**What to work on:**
Among the lines of these entries, how many hold the word "Engineering"? State only the number.

Collection entries
■ ■ ■ ■ ■

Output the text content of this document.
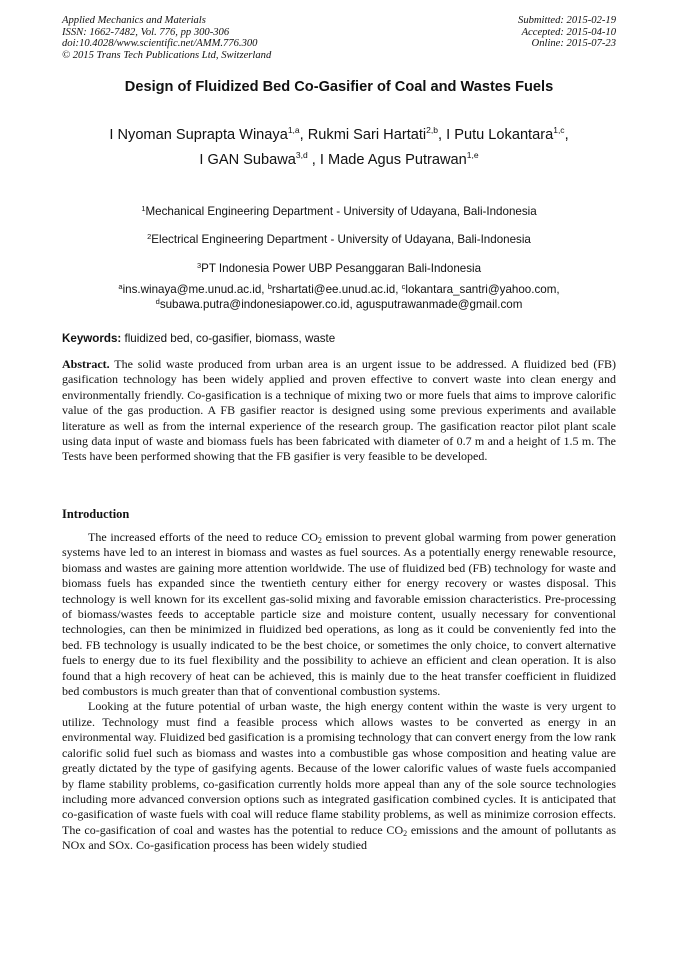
Applied Mechanics and Materials
ISSN: 1662-7482, Vol. 776, pp 300-306
doi:10.4028/www.scientific.net/AMM.776.300
© 2015 Trans Tech Publications Ltd, Switzerland
Submitted: 2015-02-19
Accepted: 2015-04-10
Online: 2015-07-23
Design of Fluidized Bed Co-Gasifier of Coal and Wastes Fuels
I Nyoman Suprapta Winaya$^{1,a}$, Rukmi Sari Hartati$^{2,b}$, I Putu Lokantara$^{1,c}$,
I GAN Subawa$^{3,d}$ , I Made Agus Putrawan$^{1,e}$
$^1$Mechanical Engineering Department - University of Udayana, Bali-Indonesia
$^2$Electrical Engineering Department - University of Udayana, Bali-Indonesia
$^3$PT Indonesia Power UBP Pesanggaran Bali-Indonesia
$^a$ins.winaya@me.unud.ac.id, $^b$rshartati@ee.unud.ac.id, $^c$lokantara_santri@yahoo.com,
$^d$subawa.putra@indonesiapower.co.id, agusputrawanmade@gmail.com
Keywords: fluidized bed, co-gasifier, biomass, waste
Abstract. The solid waste produced from urban area is an urgent issue to be addressed. A fluidized bed (FB) gasification technology has been widely applied and proven effective to convert waste into clean energy and environmentally friendly. Co-gasification is a technique of mixing two or more fuels that aims to improve calorific value of the gas production. A FB gasifier reactor is designed using some previous experiments and available literature as well as from the internal experience of the research group. The gasification reactor pilot plant scale using data input of waste and biomass fuels has been fabricated with diameter of 0.7 m and a height of 1.5 m. The Tests have been performed showing that the FB gasifier is very feasible to be developed.
Introduction

The increased efforts of the need to reduce $CO_2$ emission to prevent global warming from power generation systems have led to an interest in biomass and wastes as fuel sources. As a potentially energy renewable resource, biomass and wastes are gaining more attention worldwide. The use of fluidized bed (FB) technology for waste and biomass fuels has expanded since the twentieth century either for energy recovery or wastes disposal. This technology is well known for its excellent gas-solid mixing and favorable emission characteristics. Pre-processing of biomass/wastes feeds to acceptable particle size and moisture content, usually necessary for conventional technologies, can then be minimized in fluidized bed operations, as long as it could be conveniently fed into the bed. FB technology is usually indicated to be the best choice, or sometimes the only choice, to convert alternative fuels to energy due to its fuel flexibility and the possibility to achieve an efficient and clean operation. It is also found that a high recovery of heat can be achieved, this is mainly due to the heat transfer coefficient in fluidized bed combustors is much greater than that of conventional combustion systems.

Looking at the future potential of urban waste, the high energy content within the waste is very urgent to utilize. Technology must find a feasible process which allows wastes to be converted as energy in an environmental way. Fluidized bed gasification is a promising technology that can convert energy from the low rank calorific solid fuel such as biomass and wastes into a combustible gas whose composition and heating value are greatly dictated by the type of gasifying agents. Because of the lower calorific values of waste fuels accompanied by flame stability problems, co-gasification currently holds more appeal than any of the sole source technologies including more advanced conversion options such as integrated gasification combined cycles. It is anticipated that co-gasification of waste fuels with coal will reduce flame stability problems, as well as minimize corrosion effects. The co-gasification of coal and wastes has the potential to reduce $CO_2$ emissions and the amount of pollutants as NOx and SOx. Co-gasification process has been widely studied
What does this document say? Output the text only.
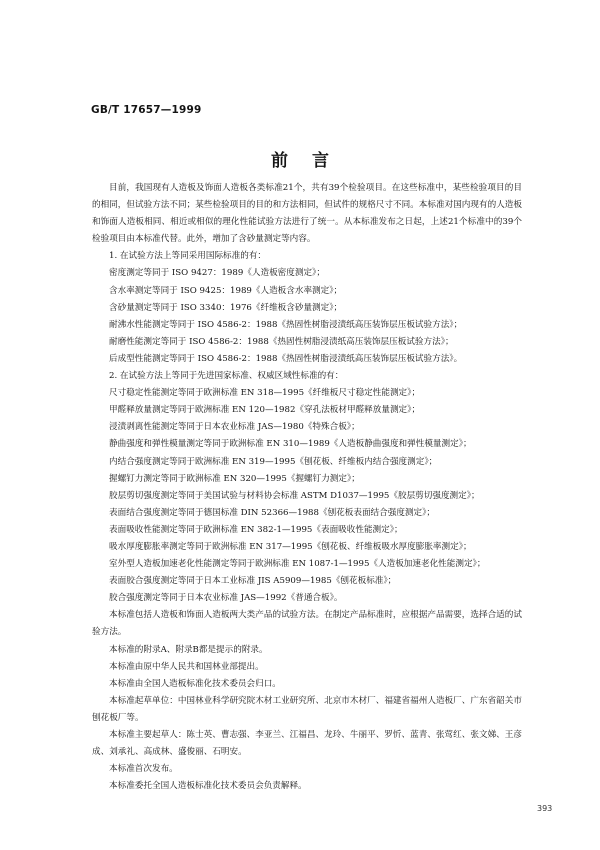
GB/T 17657—1999
前言

目前，我国现有人造板及饰面人造板各类标准21个，共有39个检验项目。在这些标准中，某些检验项目的目的相同，但试验方法不同；某些检验项目的目的和方法相同，但试件的规格尺寸不同。本标准对国内现有的人造板和饰面人造板相同、相近或相似的理化性能试验方法进行了统一。从本标准发布之日起，上述21个标准中的39个检验项目由本标准代替。此外，增加了含砂量测定等内容。

1. 在试验方法上等同采用国际标准的有：
密度测定等同于 ISO 9427：1989《人造板密度测定》；
含水率测定等同于 ISO 9425：1989《人造板含水率测定》；
含砂量测定等同于 ISO 3340：1976《纤维板含砂量测定》；
耐沸水性能测定等同于 ISO 4586-2：1988《热固性树脂浸渍纸高压装饰层压板试验方法》；
耐磨性能测定等同于 ISO 4586-2：1988《热固性树脂浸渍纸高压装饰层压板试验方法》；
后成型性能测定等同于 ISO 4586-2：1988《热固性树脂浸渍纸高压装饰层压板试验方法》。
2. 在试验方法上等同于先进国家标准、权威区域性标准的有：
尺寸稳定性能测定等同于欧洲标准 EN 318—1995《纤维板尺寸稳定性能测定》；
甲醛释放量测定等同于欧洲标准 EN 120—1982《穿孔法板材甲醛释放量测定》；
浸渍剥离性能测定等同于日本农业标准 JAS—1980《特殊合板》；
静曲强度和弹性模量测定等同于欧洲标准 EN 310—1989《人造板静曲强度和弹性模量测定》；
内结合强度测定等同于欧洲标准 EN 319—1995《刨花板、纤维板内结合强度测定》；
握螺钉力测定等同于欧洲标准 EN 320—1995《握螺钉力测定》；
胶层剪切强度测定等同于美国试验与材料协会标准 ASTM D1037—1995《胶层剪切强度测定》；
表面结合强度测定等同于德国标准 DIN 52366—1988《刨花板表面结合强度测定》；
表面吸收性能测定等同于欧洲标准 EN 382-1—1995《表面吸收性能测定》；
吸水厚度膨胀率测定等同于欧洲标准 EN 317—1995《刨花板、纤维板吸水厚度膨胀率测定》；
室外型人造板加速老化性能测定等同于欧洲标准 EN 1087-1—1995《人造板加速老化性能测定》；
表面胶合强度测定等同于日本工业标准 JIS A5909—1985《刨花板标准》；
胶合强度测定等同于日本农业标准 JAS—1992《普通合板》。

本标准包括人造板和饰面人造板两大类产品的试验方法。在制定产品标准时，应根据产品需要，选择合适的试验方法。

本标准的附录A、附录B都是提示的附录。

本标准由原中华人民共和国林业部提出。

本标准由全国人造板标准化技术委员会归口。

本标准起草单位：中国林业科学研究院木材工业研究所、北京市木材厂、福建省福州人造板厂、广东省韶关市刨花板厂等。

本标准主要起草人：陈士英、曹志强、李亚兰、江福昌、龙玲、牛丽平、罗忻、蓝青、张莺红、张文娣、王彦成、刘承礼、高成林、盛俊丽、石明安。

本标准首次发布。

本标准委托全国人造板标准化技术委员会负责解释。

393
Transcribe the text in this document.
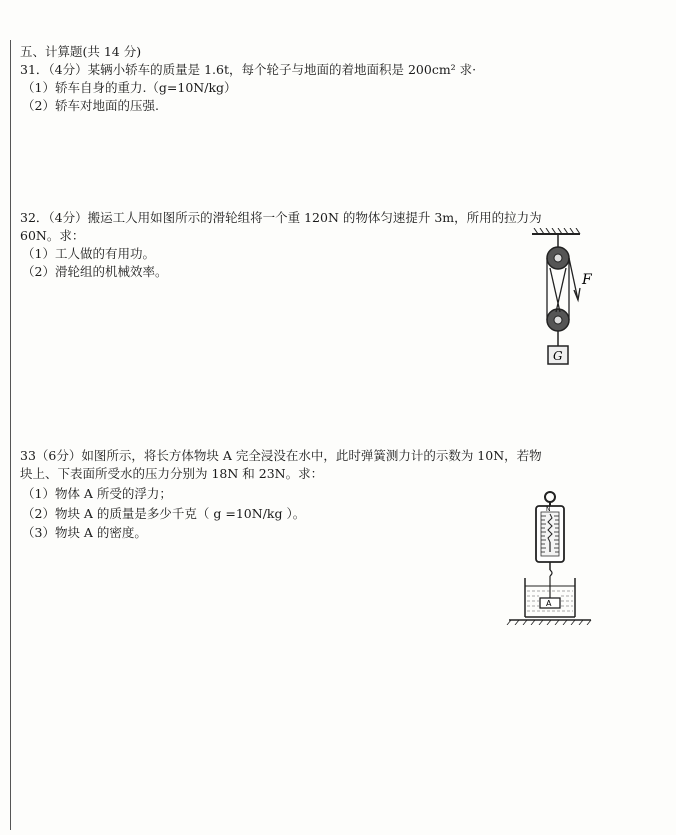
五、计算题(共 14 分)
31．（4分）某辆小轿车的质量是 1.6t，每个轮子与地面的着地面积是 200cm² 求·
（1）轿车自身的重力.（g=10N/kg）
（2）轿车对地面的压强.
32．（4分）搬运工人用如图所示的滑轮组将一个重 120N 的物体匀速提升 3m，所用的拉力为
60N。求：
（1）工人做的有用功。
（2）滑轮组的机械效率。
F
G
33（6分）如图所示，将长方体物块 A 完全浸没在水中，此时弹簧测力计的示数为 10N，若物
块上、下表面所受水的压力分别为 18N 和 23N。求：
（1）物体 A 所受的浮力；
（2）物块 A 的质量是多少千克（ g =10N/kg ）。
（3）物块 A 的密度。
N
A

■ ■ ■ ■ ■

**Solution to this task:**
2